## TASK
The expected answer is a bare count of the lines in the data below that contain "Worldwide".

## MATERIAL PROVIDED
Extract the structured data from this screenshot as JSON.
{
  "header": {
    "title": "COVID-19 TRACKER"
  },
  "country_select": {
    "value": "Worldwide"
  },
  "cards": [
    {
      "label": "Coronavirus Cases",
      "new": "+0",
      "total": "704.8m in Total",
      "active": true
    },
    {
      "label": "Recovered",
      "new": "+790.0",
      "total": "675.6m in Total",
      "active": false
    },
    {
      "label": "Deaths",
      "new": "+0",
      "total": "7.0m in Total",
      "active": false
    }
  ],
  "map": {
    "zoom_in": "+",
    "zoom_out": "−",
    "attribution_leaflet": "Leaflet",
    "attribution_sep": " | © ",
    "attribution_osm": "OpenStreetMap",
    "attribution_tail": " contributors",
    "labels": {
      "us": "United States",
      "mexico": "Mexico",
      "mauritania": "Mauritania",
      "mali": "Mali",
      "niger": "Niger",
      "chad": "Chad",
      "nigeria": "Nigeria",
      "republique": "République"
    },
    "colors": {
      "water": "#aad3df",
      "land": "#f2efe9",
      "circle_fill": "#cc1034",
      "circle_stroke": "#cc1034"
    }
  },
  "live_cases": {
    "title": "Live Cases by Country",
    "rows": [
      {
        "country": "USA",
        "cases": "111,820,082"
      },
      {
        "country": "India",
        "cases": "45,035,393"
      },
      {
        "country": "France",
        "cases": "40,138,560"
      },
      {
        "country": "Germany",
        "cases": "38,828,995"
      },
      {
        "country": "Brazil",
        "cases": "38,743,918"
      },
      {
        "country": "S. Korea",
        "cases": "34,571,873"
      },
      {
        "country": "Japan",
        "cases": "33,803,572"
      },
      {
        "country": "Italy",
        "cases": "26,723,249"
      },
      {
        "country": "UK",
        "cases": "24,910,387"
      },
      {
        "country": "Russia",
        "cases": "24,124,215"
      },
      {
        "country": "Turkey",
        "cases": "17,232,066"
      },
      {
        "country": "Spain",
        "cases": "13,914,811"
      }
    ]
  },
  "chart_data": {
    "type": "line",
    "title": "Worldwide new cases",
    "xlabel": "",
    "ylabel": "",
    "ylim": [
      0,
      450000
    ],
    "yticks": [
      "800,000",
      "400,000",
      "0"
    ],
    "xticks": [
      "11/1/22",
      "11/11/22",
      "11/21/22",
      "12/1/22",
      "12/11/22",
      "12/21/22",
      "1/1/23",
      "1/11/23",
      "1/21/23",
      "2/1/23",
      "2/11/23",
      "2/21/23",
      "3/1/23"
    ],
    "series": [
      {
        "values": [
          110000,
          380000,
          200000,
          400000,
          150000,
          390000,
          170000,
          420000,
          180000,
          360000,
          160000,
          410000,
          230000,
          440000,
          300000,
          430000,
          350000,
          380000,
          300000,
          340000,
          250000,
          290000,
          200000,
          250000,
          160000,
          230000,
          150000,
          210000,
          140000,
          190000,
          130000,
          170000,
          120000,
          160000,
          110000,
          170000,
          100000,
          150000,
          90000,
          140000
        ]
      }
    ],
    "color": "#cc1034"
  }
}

## FINAL ANSWER
2